▸ GIVEN DATA
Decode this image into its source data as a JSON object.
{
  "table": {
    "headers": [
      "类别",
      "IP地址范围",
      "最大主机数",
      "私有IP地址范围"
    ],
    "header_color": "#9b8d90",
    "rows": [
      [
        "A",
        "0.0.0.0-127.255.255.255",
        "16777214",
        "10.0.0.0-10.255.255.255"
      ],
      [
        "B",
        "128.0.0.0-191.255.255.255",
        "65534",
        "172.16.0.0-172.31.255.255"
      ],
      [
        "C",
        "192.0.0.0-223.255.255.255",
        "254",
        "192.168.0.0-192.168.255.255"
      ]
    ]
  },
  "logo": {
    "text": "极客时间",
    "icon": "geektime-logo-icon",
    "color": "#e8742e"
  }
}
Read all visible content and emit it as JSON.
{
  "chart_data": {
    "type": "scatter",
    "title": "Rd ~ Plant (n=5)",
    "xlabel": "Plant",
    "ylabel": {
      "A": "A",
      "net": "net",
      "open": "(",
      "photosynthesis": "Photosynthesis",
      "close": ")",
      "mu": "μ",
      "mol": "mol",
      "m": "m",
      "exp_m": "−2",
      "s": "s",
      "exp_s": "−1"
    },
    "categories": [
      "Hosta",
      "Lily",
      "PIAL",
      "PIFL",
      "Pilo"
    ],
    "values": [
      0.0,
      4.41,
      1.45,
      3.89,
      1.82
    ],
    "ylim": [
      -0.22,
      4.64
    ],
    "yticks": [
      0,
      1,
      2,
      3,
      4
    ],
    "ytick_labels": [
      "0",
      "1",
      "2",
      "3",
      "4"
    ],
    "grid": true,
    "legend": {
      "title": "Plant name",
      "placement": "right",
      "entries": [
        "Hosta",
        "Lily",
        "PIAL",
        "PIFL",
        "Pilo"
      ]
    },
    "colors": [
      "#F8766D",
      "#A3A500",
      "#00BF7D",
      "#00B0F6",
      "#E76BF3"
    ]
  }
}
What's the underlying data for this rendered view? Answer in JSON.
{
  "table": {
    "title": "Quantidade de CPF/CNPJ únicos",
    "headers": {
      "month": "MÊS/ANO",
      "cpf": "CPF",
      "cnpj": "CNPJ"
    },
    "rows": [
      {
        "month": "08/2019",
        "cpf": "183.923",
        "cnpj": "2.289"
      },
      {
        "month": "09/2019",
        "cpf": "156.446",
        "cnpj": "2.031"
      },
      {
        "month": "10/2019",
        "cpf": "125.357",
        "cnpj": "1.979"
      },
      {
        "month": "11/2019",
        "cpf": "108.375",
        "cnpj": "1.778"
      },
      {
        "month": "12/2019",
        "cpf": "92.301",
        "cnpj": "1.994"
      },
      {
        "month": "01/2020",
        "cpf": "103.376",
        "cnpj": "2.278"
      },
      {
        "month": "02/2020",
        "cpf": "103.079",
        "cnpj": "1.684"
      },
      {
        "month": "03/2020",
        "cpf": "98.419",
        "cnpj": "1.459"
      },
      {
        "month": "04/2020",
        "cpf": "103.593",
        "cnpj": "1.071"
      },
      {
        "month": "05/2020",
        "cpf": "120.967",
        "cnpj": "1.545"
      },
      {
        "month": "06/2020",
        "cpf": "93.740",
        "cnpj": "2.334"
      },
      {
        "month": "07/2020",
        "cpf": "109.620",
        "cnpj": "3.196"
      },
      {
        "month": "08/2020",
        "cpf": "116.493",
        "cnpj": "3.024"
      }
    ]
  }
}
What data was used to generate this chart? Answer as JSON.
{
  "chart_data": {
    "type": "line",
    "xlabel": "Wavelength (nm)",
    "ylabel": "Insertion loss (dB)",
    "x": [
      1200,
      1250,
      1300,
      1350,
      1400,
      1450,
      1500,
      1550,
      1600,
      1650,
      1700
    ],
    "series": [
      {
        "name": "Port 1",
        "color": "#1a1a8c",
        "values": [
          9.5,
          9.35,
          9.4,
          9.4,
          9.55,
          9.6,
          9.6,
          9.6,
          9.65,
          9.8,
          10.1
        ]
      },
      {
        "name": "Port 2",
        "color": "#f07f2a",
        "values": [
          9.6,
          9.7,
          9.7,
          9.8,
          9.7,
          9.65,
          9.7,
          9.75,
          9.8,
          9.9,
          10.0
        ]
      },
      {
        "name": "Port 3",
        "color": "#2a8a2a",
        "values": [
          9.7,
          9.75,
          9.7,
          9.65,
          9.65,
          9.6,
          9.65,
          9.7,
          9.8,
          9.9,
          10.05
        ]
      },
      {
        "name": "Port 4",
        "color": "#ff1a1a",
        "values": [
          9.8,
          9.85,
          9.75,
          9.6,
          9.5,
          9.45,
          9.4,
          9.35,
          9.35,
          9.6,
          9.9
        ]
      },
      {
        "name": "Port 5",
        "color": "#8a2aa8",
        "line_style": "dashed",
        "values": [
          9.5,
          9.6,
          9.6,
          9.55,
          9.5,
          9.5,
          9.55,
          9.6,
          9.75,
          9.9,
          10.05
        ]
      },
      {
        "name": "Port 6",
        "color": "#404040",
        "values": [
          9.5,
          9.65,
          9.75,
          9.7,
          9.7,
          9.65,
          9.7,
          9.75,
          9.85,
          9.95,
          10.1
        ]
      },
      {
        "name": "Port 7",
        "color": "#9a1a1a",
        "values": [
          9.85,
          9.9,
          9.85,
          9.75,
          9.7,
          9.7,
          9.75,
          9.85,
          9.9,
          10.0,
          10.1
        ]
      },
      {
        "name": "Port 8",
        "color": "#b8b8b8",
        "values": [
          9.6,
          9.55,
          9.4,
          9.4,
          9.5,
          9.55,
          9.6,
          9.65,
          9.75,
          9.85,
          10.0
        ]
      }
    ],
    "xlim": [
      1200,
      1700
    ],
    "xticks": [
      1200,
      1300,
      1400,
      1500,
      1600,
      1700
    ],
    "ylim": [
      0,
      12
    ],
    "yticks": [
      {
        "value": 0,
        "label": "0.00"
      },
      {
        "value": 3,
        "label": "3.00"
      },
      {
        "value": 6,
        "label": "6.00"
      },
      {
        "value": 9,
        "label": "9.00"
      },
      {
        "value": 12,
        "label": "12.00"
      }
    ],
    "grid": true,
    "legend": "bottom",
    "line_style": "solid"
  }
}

▸ WORK REQUIRED
From the first line to the last, retype the data exactly.

▸ WRITTEN RESPONSE
Decode this image into its source data as a JSON object.
{
  "table": {
    "headers": [
      "类别",
      "IP地址范围",
      "最大主机数",
      "私有IP地址范围"
    ],
    "header_color": "#9b8d90",
    "rows": [
      [
        "A",
        "0.0.0.0-127.255.255.255",
        "16777214",
        "10.0.0.0-10.255.255.255"
      ],
      [
        "B",
        "128.0.0.0-191.255.255.255",
        "65534",
        "172.16.0.0-172.31.255.255"
      ],
      [
        "C",
        "192.0.0.0-223.255.255.255",
        "254",
        "192.168.0.0-192.168.255.255"
      ]
    ]
  },
  "logo": {
    "text": "极客时间",
    "icon": "geektime-logo-icon",
    "color": "#e8742e"
  }
}
Read all visible content and emit it as JSON.
{
  "chart_data": {
    "type": "scatter",
    "title": "Rd ~ Plant (n=5)",
    "xlabel": "Plant",
    "ylabel": {
      "A": "A",
      "net": "net",
      "open": "(",
      "photosynthesis": "Photosynthesis",
      "close": ")",
      "mu": "μ",
      "mol": "mol",
      "m": "m",
      "exp_m": "−2",
      "s": "s",
      "exp_s": "−1"
    },
    "categories": [
      "Hosta",
      "Lily",
      "PIAL",
      "PIFL",
      "Pilo"
    ],
    "values": [
      0.0,
      4.41,
      1.45,
      3.89,
      1.82
    ],
    "ylim": [
      -0.22,
      4.64
    ],
    "yticks": [
      0,
      1,
      2,
      3,
      4
    ],
    "ytick_labels": [
      "0",
      "1",
      "2",
      "3",
      "4"
    ],
    "grid": true,
    "legend": {
      "title": "Plant name",
      "placement": "right",
      "entries": [
        "Hosta",
        "Lily",
        "PIAL",
        "PIFL",
        "Pilo"
      ]
    },
    "colors": [
      "#F8766D",
      "#A3A500",
      "#00BF7D",
      "#00B0F6",
      "#E76BF3"
    ]
  }
}
What's the underlying data for this rendered view? Answer in JSON.
{
  "table": {
    "title": "Quantidade de CPF/CNPJ únicos",
    "headers": {
      "month": "MÊS/ANO",
      "cpf": "CPF",
      "cnpj": "CNPJ"
    },
    "rows": [
      {
        "month": "08/2019",
        "cpf": "183.923",
        "cnpj": "2.289"
      },
      {
        "month": "09/2019",
        "cpf": "156.446",
        "cnpj": "2.031"
      },
      {
        "month": "10/2019",
        "cpf": "125.357",
        "cnpj": "1.979"
      },
      {
        "month": "11/2019",
        "cpf": "108.375",
        "cnpj": "1.778"
      },
      {
        "month": "12/2019",
        "cpf": "92.301",
        "cnpj": "1.994"
      },
      {
        "month": "01/2020",
        "cpf": "103.376",
        "cnpj": "2.278"
      },
      {
        "month": "02/2020",
        "cpf": "103.079",
        "cnpj": "1.684"
      },
      {
        "month": "03/2020",
        "cpf": "98.419",
        "cnpj": "1.459"
      },
      {
        "month": "04/2020",
        "cpf": "103.593",
        "cnpj": "1.071"
      },
      {
        "month": "05/2020",
        "cpf": "120.967",
        "cnpj": "1.545"
      },
      {
        "month": "06/2020",
        "cpf": "93.740",
        "cnpj": "2.334"
      },
      {
        "month": "07/2020",
        "cpf": "109.620",
        "cnpj": "3.196"
      },
      {
        "month": "08/2020",
        "cpf": "116.493",
        "cnpj": "3.024"
      }
    ]
  }
}
What data was used to generate this chart? Answer as JSON.
{
  "chart_data": {
    "type": "line",
    "xlabel": "Wavelength (nm)",
    "ylabel": "Insertion loss (dB)",
    "x": [
      1200,
      1250,
      1300,
      1350,
      1400,
      1450,
      1500,
      1550,
      1600,
      1650,
      1700
    ],
    "series": [
      {
        "name": "Port 1",
        "color": "#1a1a8c",
        "values": [
          9.5,
          9.35,
          9.4,
          9.4,
          9.55,
          9.6,
          9.6,
          9.6,
          9.65,
          9.8,
          10.1
        ]
      },
      {
        "name": "Port 2",
        "color": "#f07f2a",
        "values": [
          9.6,
          9.7,
          9.7,
          9.8,
          9.7,
          9.65,
          9.7,
          9.75,
          9.8,
          9.9,
          10.0
        ]
      },
      {
        "name": "Port 3",
        "color": "#2a8a2a",
        "values": [
          9.7,
          9.75,
          9.7,
          9.65,
          9.65,
          9.6,
          9.65,
          9.7,
          9.8,
          9.9,
          10.05
        ]
      },
      {
        "name": "Port 4",
        "color": "#ff1a1a",
        "values": [
          9.8,
          9.85,
          9.75,
          9.6,
          9.5,
          9.45,
          9.4,
          9.35,
          9.35,
          9.6,
          9.9
        ]
      },
      {
        "name": "Port 5",
        "color": "#8a2aa8",
        "line_style": "dashed",
        "values": [
          9.5,
          9.6,
          9.6,
          9.55,
          9.5,
          9.5,
          9.55,
          9.6,
          9.75,
          9.9,
          10.05
        ]
      },
      {
        "name": "Port 6",
        "color": "#404040",
        "values": [
          9.5,
          9.65,
          9.75,
          9.7,
          9.7,
          9.65,
          9.7,
          9.75,
          9.85,
          9.95,
          10.1
        ]
      },
      {
        "name": "Port 7",
        "color": "#9a1a1a",
        "values": [
          9.85,
          9.9,
          9.85,
          9.75,
          9.7,
          9.7,
          9.75,
          9.85,
          9.9,
          10.0,
          10.1
        ]
      },
      {
        "name": "Port 8",
        "color": "#b8b8b8",
        "values": [
          9.6,
          9.55,
          9.4,
          9.4,
          9.5,
          9.55,
          9.6,
          9.65,
          9.75,
          9.85,
          10.0
        ]
      }
    ],
    "xlim": [
      1200,
      1700
    ],
    "xticks": [
      1200,
      1300,
      1400,
      1500,
      1600,
      1700
    ],
    "ylim": [
      0,
      12
    ],
    "yticks": [
      {
        "value": 0,
        "label": "0.00"
      },
      {
        "value": 3,
        "label": "3.00"
      },
      {
        "value": 6,
        "label": "6.00"
      },
      {
        "value": 9,
        "label": "9.00"
      },
      {
        "value": 12,
        "label": "12.00"
      }
    ],
    "grid": true,
    "legend": "bottom",
    "line_style": "solid"
  }
}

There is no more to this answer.